Stored items from a collection:
[Start of Attachment]

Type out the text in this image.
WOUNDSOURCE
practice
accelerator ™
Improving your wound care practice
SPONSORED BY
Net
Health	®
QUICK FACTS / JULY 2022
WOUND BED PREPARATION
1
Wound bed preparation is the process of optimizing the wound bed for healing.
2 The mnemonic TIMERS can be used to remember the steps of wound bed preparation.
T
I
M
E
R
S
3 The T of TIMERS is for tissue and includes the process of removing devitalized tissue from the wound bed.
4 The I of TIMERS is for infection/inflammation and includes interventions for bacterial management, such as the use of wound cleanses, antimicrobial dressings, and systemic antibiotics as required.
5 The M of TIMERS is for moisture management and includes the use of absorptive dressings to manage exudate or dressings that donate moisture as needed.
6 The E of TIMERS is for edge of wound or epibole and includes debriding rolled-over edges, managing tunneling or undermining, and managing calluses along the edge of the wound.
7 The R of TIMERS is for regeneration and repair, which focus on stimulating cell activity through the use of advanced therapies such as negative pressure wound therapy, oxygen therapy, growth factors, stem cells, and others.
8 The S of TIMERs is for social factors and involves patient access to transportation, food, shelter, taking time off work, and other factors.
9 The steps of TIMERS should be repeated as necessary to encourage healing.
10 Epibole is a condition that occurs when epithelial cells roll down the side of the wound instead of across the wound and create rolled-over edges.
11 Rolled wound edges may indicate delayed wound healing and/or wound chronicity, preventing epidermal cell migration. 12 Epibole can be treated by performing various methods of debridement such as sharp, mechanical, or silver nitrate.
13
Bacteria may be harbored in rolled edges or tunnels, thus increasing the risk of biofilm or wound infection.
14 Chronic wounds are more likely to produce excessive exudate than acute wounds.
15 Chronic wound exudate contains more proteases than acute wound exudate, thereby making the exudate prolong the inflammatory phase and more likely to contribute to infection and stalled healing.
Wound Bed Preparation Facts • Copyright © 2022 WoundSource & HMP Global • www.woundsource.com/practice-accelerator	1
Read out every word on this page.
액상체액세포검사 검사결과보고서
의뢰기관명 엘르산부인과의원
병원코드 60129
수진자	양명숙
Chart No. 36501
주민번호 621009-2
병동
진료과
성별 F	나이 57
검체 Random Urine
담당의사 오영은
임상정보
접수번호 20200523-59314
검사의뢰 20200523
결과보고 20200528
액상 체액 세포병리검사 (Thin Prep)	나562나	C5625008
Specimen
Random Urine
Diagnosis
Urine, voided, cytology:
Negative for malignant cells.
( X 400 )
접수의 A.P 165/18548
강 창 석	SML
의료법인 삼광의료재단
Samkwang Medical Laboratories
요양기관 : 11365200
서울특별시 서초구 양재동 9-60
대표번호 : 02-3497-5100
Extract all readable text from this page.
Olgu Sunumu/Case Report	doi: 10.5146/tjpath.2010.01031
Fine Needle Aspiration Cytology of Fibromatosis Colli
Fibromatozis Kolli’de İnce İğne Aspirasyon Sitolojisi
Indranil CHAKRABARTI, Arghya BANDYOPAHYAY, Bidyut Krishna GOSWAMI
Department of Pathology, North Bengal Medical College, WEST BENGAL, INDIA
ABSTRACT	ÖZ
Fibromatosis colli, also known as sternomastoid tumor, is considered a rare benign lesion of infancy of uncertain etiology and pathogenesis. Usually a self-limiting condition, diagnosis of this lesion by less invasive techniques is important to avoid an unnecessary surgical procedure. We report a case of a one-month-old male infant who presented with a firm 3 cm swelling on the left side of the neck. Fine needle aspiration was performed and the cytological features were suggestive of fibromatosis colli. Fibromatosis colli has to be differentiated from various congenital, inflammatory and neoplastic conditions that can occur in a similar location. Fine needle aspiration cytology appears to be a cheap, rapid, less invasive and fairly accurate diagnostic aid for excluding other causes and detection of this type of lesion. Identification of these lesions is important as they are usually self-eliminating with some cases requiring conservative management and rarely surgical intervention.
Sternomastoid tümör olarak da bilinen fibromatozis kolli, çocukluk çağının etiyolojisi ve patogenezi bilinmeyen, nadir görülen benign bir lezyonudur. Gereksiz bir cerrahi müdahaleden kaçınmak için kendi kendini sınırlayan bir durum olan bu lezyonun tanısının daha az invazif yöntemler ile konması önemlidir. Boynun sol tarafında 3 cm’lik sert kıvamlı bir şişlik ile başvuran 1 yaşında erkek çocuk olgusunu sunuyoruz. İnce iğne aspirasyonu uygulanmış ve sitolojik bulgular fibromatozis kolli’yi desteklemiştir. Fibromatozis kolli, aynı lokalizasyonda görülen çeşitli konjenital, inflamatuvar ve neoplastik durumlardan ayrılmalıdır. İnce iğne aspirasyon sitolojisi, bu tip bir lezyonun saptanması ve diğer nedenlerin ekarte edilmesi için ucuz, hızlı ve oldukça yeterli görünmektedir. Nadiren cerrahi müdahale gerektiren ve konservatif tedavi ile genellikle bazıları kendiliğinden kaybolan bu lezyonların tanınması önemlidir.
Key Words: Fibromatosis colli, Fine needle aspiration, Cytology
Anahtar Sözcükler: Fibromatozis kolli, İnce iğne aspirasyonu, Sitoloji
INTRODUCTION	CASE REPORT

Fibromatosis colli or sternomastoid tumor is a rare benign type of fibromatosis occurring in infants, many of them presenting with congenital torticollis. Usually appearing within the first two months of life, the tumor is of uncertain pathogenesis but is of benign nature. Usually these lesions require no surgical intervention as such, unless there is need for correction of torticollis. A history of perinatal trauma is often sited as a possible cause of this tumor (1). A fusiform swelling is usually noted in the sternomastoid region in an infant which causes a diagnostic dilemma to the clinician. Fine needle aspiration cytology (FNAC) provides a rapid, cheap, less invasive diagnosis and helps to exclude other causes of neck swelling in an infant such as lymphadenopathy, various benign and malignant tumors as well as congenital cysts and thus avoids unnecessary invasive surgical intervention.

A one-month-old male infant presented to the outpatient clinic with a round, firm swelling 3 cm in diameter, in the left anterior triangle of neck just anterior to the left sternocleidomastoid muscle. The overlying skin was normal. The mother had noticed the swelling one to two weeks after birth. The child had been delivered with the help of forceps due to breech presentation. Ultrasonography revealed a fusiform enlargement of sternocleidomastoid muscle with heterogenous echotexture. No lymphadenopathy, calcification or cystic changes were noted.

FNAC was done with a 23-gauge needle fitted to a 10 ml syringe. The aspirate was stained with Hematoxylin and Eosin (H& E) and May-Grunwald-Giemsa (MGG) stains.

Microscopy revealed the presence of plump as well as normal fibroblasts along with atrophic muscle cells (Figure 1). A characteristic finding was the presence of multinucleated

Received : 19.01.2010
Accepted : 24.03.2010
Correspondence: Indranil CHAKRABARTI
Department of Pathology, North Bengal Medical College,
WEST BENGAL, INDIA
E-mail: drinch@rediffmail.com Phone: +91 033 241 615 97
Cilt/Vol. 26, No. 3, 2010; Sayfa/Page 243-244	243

[End of Attachment]

§ Assignment
Please restate the data word for word, every record included.

§ Result for this task
Type out the text in this image.
WOUNDSOURCE
practice
accelerator ™
Improving your wound care practice
SPONSORED BY
Net
Health	®
QUICK FACTS / JULY 2022
WOUND BED PREPARATION
1
Wound bed preparation is the process of optimizing the wound bed for healing.
2 The mnemonic TIMERS can be used to remember the steps of wound bed preparation.
T
I
M
E
R
S
3 The T of TIMERS is for tissue and includes the process of removing devitalized tissue from the wound bed.
4 The I of TIMERS is for infection/inflammation and includes interventions for bacterial management, such as the use of wound cleanses, antimicrobial dressings, and systemic antibiotics as required.
5 The M of TIMERS is for moisture management and includes the use of absorptive dressings to manage exudate or dressings that donate moisture as needed.
6 The E of TIMERS is for edge of wound or epibole and includes debriding rolled-over edges, managing tunneling or undermining, and managing calluses along the edge of the wound.
7 The R of TIMERS is for regeneration and repair, which focus on stimulating cell activity through the use of advanced therapies such as negative pressure wound therapy, oxygen therapy, growth factors, stem cells, and others.
8 The S of TIMERs is for social factors and involves patient access to transportation, food, shelter, taking time off work, and other factors.
9 The steps of TIMERS should be repeated as necessary to encourage healing.
10 Epibole is a condition that occurs when epithelial cells roll down the side of the wound instead of across the wound and create rolled-over edges.
11 Rolled wound edges may indicate delayed wound healing and/or wound chronicity, preventing epidermal cell migration. 12 Epibole can be treated by performing various methods of debridement such as sharp, mechanical, or silver nitrate.
13
Bacteria may be harbored in rolled edges or tunnels, thus increasing the risk of biofilm or wound infection.
14 Chronic wounds are more likely to produce excessive exudate than acute wounds.
15 Chronic wound exudate contains more proteases than acute wound exudate, thereby making the exudate prolong the inflammatory phase and more likely to contribute to infection and stalled healing.
Wound Bed Preparation Facts • Copyright © 2022 WoundSource & HMP Global • www.woundsource.com/practice-accelerator	1
Read out every word on this page.
액상체액세포검사 검사결과보고서
의뢰기관명 엘르산부인과의원
병원코드 60129
수진자	양명숙
Chart No. 36501
주민번호 621009-2
병동
진료과
성별 F	나이 57
검체 Random Urine
담당의사 오영은
임상정보
접수번호 20200523-59314
검사의뢰 20200523
결과보고 20200528
액상 체액 세포병리검사 (Thin Prep)	나562나	C5625008
Specimen
Random Urine
Diagnosis
Urine, voided, cytology:
Negative for malignant cells.
( X 400 )
접수의 A.P 165/18548
강 창 석	SML
의료법인 삼광의료재단
Samkwang Medical Laboratories
요양기관 : 11365200
서울특별시 서초구 양재동 9-60
대표번호 : 02-3497-5100
Extract all readable text from this page.
Olgu Sunumu/Case Report	doi: 10.5146/tjpath.2010.01031
Fine Needle Aspiration Cytology of Fibromatosis Colli
Fibromatozis Kolli’de İnce İğne Aspirasyon Sitolojisi
Indranil CHAKRABARTI, Arghya BANDYOPAHYAY, Bidyut Krishna GOSWAMI
Department of Pathology, North Bengal Medical College, WEST BENGAL, INDIA
ABSTRACT	ÖZ
Fibromatosis colli, also known as sternomastoid tumor, is considered a rare benign lesion of infancy of uncertain etiology and pathogenesis. Usually a self-limiting condition, diagnosis of this lesion by less invasive techniques is important to avoid an unnecessary surgical procedure. We report a case of a one-month-old male infant who presented with a firm 3 cm swelling on the left side of the neck. Fine needle aspiration was performed and the cytological features were suggestive of fibromatosis colli. Fibromatosis colli has to be differentiated from various congenital, inflammatory and neoplastic conditions that can occur in a similar location. Fine needle aspiration cytology appears to be a cheap, rapid, less invasive and fairly accurate diagnostic aid for excluding other causes and detection of this type of lesion. Identification of these lesions is important as they are usually self-eliminating with some cases requiring conservative management and rarely surgical intervention.
Sternomastoid tümör olarak da bilinen fibromatozis kolli, çocukluk çağının etiyolojisi ve patogenezi bilinmeyen, nadir görülen benign bir lezyonudur. Gereksiz bir cerrahi müdahaleden kaçınmak için kendi kendini sınırlayan bir durum olan bu lezyonun tanısının daha az invazif yöntemler ile konması önemlidir. Boynun sol tarafında 3 cm’lik sert kıvamlı bir şişlik ile başvuran 1 yaşında erkek çocuk olgusunu sunuyoruz. İnce iğne aspirasyonu uygulanmış ve sitolojik bulgular fibromatozis kolli’yi desteklemiştir. Fibromatozis kolli, aynı lokalizasyonda görülen çeşitli konjenital, inflamatuvar ve neoplastik durumlardan ayrılmalıdır. İnce iğne aspirasyon sitolojisi, bu tip bir lezyonun saptanması ve diğer nedenlerin ekarte edilmesi için ucuz, hızlı ve oldukça yeterli görünmektedir. Nadiren cerrahi müdahale gerektiren ve konservatif tedavi ile genellikle bazıları kendiliğinden kaybolan bu lezyonların tanınması önemlidir.
Key Words: Fibromatosis colli, Fine needle aspiration, Cytology
Anahtar Sözcükler: Fibromatozis kolli, İnce iğne aspirasyonu, Sitoloji
INTRODUCTION	CASE REPORT

Fibromatosis colli or sternomastoid tumor is a rare benign type of fibromatosis occurring in infants, many of them presenting with congenital torticollis. Usually appearing within the first two months of life, the tumor is of uncertain pathogenesis but is of benign nature. Usually these lesions require no surgical intervention as such, unless there is need for correction of torticollis. A history of perinatal trauma is often sited as a possible cause of this tumor (1). A fusiform swelling is usually noted in the sternomastoid region in an infant which causes a diagnostic dilemma to the clinician. Fine needle aspiration cytology (FNAC) provides a rapid, cheap, less invasive diagnosis and helps to exclude other causes of neck swelling in an infant such as lymphadenopathy, various benign and malignant tumors as well as congenital cysts and thus avoids unnecessary invasive surgical intervention.

A one-month-old male infant presented to the outpatient clinic with a round, firm swelling 3 cm in diameter, in the left anterior triangle of neck just anterior to the left sternocleidomastoid muscle. The overlying skin was normal. The mother had noticed the swelling one to two weeks after birth. The child had been delivered with the help of forceps due to breech presentation. Ultrasonography revealed a fusiform enlargement of sternocleidomastoid muscle with heterogenous echotexture. No lymphadenopathy, calcification or cystic changes were noted.

FNAC was done with a 23-gauge needle fitted to a 10 ml syringe. The aspirate was stained with Hematoxylin and Eosin (H& E) and May-Grunwald-Giemsa (MGG) stains.

Microscopy revealed the presence of plump as well as normal fibroblasts along with atrophic muscle cells (Figure 1). A characteristic finding was the presence of multinucleated

Received : 19.01.2010
Accepted : 24.03.2010
Correspondence: Indranil CHAKRABARTI
Department of Pathology, North Bengal Medical College,
WEST BENGAL, INDIA
E-mail: drinch@rediffmail.com Phone: +91 033 241 615 97
Cilt/Vol. 26, No. 3, 2010; Sayfa/Page 243-244	243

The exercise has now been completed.